To be done:
Every record below is to be retyped exactly.

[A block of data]
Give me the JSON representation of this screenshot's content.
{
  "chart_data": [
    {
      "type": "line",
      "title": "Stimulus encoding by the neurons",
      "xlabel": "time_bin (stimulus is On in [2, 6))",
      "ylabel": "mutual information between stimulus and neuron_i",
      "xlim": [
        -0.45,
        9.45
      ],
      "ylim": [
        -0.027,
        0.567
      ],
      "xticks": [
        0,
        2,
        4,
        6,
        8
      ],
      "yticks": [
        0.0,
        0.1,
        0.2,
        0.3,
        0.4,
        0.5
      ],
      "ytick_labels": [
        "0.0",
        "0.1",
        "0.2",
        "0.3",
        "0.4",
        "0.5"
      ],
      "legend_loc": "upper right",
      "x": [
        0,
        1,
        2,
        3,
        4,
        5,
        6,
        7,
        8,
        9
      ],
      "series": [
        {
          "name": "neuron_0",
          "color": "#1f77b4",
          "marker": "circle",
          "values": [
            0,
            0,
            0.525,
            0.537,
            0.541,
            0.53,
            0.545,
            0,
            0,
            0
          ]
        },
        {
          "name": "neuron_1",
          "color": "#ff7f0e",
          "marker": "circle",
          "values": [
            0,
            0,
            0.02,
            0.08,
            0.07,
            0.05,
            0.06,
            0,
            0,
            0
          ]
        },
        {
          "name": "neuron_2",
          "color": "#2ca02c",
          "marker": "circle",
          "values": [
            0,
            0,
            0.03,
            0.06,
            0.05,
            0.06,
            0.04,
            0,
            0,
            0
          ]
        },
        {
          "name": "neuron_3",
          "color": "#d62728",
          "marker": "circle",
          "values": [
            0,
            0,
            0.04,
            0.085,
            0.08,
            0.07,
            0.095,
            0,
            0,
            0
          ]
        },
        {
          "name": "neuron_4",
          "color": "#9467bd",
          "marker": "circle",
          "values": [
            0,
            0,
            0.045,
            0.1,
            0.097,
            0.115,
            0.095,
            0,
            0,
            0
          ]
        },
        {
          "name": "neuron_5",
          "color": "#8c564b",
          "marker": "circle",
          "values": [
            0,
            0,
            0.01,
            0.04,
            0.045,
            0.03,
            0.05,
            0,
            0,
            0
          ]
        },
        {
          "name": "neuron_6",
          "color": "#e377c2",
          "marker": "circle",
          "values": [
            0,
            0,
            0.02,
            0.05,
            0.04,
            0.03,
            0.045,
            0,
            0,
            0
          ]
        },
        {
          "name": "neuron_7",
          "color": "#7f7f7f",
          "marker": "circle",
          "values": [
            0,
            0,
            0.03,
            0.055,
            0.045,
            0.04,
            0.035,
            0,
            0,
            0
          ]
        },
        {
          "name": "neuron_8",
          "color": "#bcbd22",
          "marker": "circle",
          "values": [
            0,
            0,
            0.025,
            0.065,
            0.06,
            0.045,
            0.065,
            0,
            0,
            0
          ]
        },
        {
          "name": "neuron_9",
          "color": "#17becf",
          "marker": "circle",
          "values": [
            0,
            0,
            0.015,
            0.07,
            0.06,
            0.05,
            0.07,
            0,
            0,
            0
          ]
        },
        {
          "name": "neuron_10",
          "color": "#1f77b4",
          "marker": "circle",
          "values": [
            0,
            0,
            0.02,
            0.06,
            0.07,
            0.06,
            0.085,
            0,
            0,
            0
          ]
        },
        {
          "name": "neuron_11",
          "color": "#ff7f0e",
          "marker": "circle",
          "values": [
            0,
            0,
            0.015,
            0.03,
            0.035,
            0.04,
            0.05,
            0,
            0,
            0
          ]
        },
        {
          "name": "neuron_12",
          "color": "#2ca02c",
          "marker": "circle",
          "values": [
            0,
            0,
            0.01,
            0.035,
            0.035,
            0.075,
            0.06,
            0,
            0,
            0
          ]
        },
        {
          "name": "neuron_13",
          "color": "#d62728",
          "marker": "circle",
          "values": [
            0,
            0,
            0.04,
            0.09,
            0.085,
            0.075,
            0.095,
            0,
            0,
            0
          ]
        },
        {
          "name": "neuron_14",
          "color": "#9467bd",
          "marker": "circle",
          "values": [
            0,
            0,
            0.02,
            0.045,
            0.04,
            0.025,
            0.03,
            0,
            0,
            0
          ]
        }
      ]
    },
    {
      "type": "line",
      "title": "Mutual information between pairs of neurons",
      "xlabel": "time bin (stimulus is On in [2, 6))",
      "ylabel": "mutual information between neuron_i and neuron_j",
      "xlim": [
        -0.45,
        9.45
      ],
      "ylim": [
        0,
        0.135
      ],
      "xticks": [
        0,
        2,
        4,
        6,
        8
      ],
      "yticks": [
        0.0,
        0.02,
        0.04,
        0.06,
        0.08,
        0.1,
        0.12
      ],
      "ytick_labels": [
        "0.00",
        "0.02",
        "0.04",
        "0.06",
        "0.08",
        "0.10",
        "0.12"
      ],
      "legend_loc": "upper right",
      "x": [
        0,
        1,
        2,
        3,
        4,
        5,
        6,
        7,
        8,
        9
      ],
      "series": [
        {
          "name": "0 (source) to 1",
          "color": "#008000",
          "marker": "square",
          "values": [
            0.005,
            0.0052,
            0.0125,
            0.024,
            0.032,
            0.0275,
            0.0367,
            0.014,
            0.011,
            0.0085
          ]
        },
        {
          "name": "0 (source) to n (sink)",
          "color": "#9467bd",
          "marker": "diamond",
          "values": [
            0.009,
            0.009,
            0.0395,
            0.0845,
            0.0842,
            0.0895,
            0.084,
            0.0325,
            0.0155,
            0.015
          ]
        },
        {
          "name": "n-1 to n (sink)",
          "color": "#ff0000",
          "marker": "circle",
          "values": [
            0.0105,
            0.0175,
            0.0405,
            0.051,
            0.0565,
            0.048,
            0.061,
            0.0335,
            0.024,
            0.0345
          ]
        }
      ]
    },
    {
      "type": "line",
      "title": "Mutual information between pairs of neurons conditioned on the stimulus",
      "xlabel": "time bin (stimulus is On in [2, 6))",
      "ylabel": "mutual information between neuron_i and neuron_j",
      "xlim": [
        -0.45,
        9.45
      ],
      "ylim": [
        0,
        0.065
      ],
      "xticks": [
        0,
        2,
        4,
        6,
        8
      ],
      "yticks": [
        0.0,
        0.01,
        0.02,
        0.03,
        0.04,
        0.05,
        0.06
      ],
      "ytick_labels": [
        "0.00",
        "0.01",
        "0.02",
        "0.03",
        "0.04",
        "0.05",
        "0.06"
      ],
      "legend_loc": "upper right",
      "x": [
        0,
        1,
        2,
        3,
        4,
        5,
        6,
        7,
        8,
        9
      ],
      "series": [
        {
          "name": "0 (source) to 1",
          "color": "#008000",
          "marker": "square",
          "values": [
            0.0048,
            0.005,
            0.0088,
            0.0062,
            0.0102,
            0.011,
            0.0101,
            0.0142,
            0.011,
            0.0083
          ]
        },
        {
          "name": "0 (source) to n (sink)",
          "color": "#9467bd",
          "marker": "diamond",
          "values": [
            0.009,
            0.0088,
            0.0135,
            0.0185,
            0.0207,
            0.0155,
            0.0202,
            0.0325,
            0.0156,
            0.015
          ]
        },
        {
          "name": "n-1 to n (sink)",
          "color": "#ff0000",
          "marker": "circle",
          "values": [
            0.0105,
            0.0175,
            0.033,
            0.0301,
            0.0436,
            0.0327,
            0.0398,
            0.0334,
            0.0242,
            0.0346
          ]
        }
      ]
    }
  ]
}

Result:
Give me the JSON representation of this screenshot's content.
{
  "chart_data": [
    {
      "type": "line",
      "title": "Stimulus encoding by the neurons",
      "xlabel": "time_bin (stimulus is On in [2, 6))",
      "ylabel": "mutual information between stimulus and neuron_i",
      "xlim": [
        -0.45,
        9.45
      ],
      "ylim": [
        -0.027,
        0.567
      ],
      "xticks": [
        0,
        2,
        4,
        6,
        8
      ],
      "yticks": [
        0.0,
        0.1,
        0.2,
        0.3,
        0.4,
        0.5
      ],
      "ytick_labels": [
        "0.0",
        "0.1",
        "0.2",
        "0.3",
        "0.4",
        "0.5"
      ],
      "legend_loc": "upper right",
      "x": [
        0,
        1,
        2,
        3,
        4,
        5,
        6,
        7,
        8,
        9
      ],
      "series": [
        {
          "name": "neuron_0",
          "color": "#1f77b4",
          "marker": "circle",
          "values": [
            0,
            0,
            0.525,
            0.537,
            0.541,
            0.53,
            0.545,
            0,
            0,
            0
          ]
        },
        {
          "name": "neuron_1",
          "color": "#ff7f0e",
          "marker": "circle",
          "values": [
            0,
            0,
            0.02,
            0.08,
            0.07,
            0.05,
            0.06,
            0,
            0,
            0
          ]
        },
        {
          "name": "neuron_2",
          "color": "#2ca02c",
          "marker": "circle",
          "values": [
            0,
            0,
            0.03,
            0.06,
            0.05,
            0.06,
            0.04,
            0,
            0,
            0
          ]
        },
        {
          "name": "neuron_3",
          "color": "#d62728",
          "marker": "circle",
          "values": [
            0,
            0,
            0.04,
            0.085,
            0.08,
            0.07,
            0.095,
            0,
            0,
            0
          ]
        },
        {
          "name": "neuron_4",
          "color": "#9467bd",
          "marker": "circle",
          "values": [
            0,
            0,
            0.045,
            0.1,
            0.097,
            0.115,
            0.095,
            0,
            0,
            0
          ]
        },
        {
          "name": "neuron_5",
          "color": "#8c564b",
          "marker": "circle",
          "values": [
            0,
            0,
            0.01,
            0.04,
            0.045,
            0.03,
            0.05,
            0,
            0,
            0
          ]
        },
        {
          "name": "neuron_6",
          "color": "#e377c2",
          "marker": "circle",
          "values": [
            0,
            0,
            0.02,
            0.05,
            0.04,
            0.03,
            0.045,
            0,
            0,
            0
          ]
        },
        {
          "name": "neuron_7",
          "color": "#7f7f7f",
          "marker": "circle",
          "values": [
            0,
            0,
            0.03,
            0.055,
            0.045,
            0.04,
            0.035,
            0,
            0,
            0
          ]
        },
        {
          "name": "neuron_8",
          "color": "#bcbd22",
          "marker": "circle",
          "values": [
            0,
            0,
            0.025,
            0.065,
            0.06,
            0.045,
            0.065,
            0,
            0,
            0
          ]
        },
        {
          "name": "neuron_9",
          "color": "#17becf",
          "marker": "circle",
          "values": [
            0,
            0,
            0.015,
            0.07,
            0.06,
            0.05,
            0.07,
            0,
            0,
            0
          ]
        },
        {
          "name": "neuron_10",
          "color": "#1f77b4",
          "marker": "circle",
          "values": [
            0,
            0,
            0.02,
            0.06,
            0.07,
            0.06,
            0.085,
            0,
            0,
            0
          ]
        },
        {
          "name": "neuron_11",
          "color": "#ff7f0e",
          "marker": "circle",
          "values": [
            0,
            0,
            0.015,
            0.03,
            0.035,
            0.04,
            0.05,
            0,
            0,
            0
          ]
        },
        {
          "name": "neuron_12",
          "color": "#2ca02c",
          "marker": "circle",
          "values": [
            0,
            0,
            0.01,
            0.035,
            0.035,
            0.075,
            0.06,
            0,
            0,
            0
          ]
        },
        {
          "name": "neuron_13",
          "color": "#d62728",
          "marker": "circle",
          "values": [
            0,
            0,
            0.04,
            0.09,
            0.085,
            0.075,
            0.095,
            0,
            0,
            0
          ]
        },
        {
          "name": "neuron_14",
          "color": "#9467bd",
          "marker": "circle",
          "values": [
            0,
            0,
            0.02,
            0.045,
            0.04,
            0.025,
            0.03,
            0,
            0,
            0
          ]
        }
      ]
    },
    {
      "type": "line",
      "title": "Mutual information between pairs of neurons",
      "xlabel": "time bin (stimulus is On in [2, 6))",
      "ylabel": "mutual information between neuron_i and neuron_j",
      "xlim": [
        -0.45,
        9.45
      ],
      "ylim": [
        0,
        0.135
      ],
      "xticks": [
        0,
        2,
        4,
        6,
        8
      ],
      "yticks": [
        0.0,
        0.02,
        0.04,
        0.06,
        0.08,
        0.1,
        0.12
      ],
      "ytick_labels": [
        "0.00",
        "0.02",
        "0.04",
        "0.06",
        "0.08",
        "0.10",
        "0.12"
      ],
      "legend_loc": "upper right",
      "x": [
        0,
        1,
        2,
        3,
        4,
        5,
        6,
        7,
        8,
        9
      ],
      "series": [
        {
          "name": "0 (source) to 1",
          "color": "#008000",
          "marker": "square",
          "values": [
            0.005,
            0.0052,
            0.0125,
            0.024,
            0.032,
            0.0275,
            0.0367,
            0.014,
            0.011,
            0.0085
          ]
        },
        {
          "name": "0 (source) to n (sink)",
          "color": "#9467bd",
          "marker": "diamond",
          "values": [
            0.009,
            0.009,
            0.0395,
            0.0845,
            0.0842,
            0.0895,
            0.084,
            0.0325,
            0.0155,
            0.015
          ]
        },
        {
          "name": "n-1 to n (sink)",
          "color": "#ff0000",
          "marker": "circle",
          "values": [
            0.0105,
            0.0175,
            0.0405,
            0.051,
            0.0565,
            0.048,
            0.061,
            0.0335,
            0.024,
            0.0345
          ]
        }
      ]
    },
    {
      "type": "line",
      "title": "Mutual information between pairs of neurons conditioned on the stimulus",
      "xlabel": "time bin (stimulus is On in [2, 6))",
      "ylabel": "mutual information between neuron_i and neuron_j",
      "xlim": [
        -0.45,
        9.45
      ],
      "ylim": [
        0,
        0.065
      ],
      "xticks": [
        0,
        2,
        4,
        6,
        8
      ],
      "yticks": [
        0.0,
        0.01,
        0.02,
        0.03,
        0.04,
        0.05,
        0.06
      ],
      "ytick_labels": [
        "0.00",
        "0.01",
        "0.02",
        "0.03",
        "0.04",
        "0.05",
        "0.06"
      ],
      "legend_loc": "upper right",
      "x": [
        0,
        1,
        2,
        3,
        4,
        5,
        6,
        7,
        8,
        9
      ],
      "series": [
        {
          "name": "0 (source) to 1",
          "color": "#008000",
          "marker": "square",
          "values": [
            0.0048,
            0.005,
            0.0088,
            0.0062,
            0.0102,
            0.011,
            0.0101,
            0.0142,
            0.011,
            0.0083
          ]
        },
        {
          "name": "0 (source) to n (sink)",
          "color": "#9467bd",
          "marker": "diamond",
          "values": [
            0.009,
            0.0088,
            0.0135,
            0.0185,
            0.0207,
            0.0155,
            0.0202,
            0.0325,
            0.0156,
            0.015
          ]
        },
        {
          "name": "n-1 to n (sink)",
          "color": "#ff0000",
          "marker": "circle",
          "values": [
            0.0105,
            0.0175,
            0.033,
            0.0301,
            0.0436,
            0.0327,
            0.0398,
            0.0334,
            0.0242,
            0.0346
          ]
        }
      ]
    }
  ]
}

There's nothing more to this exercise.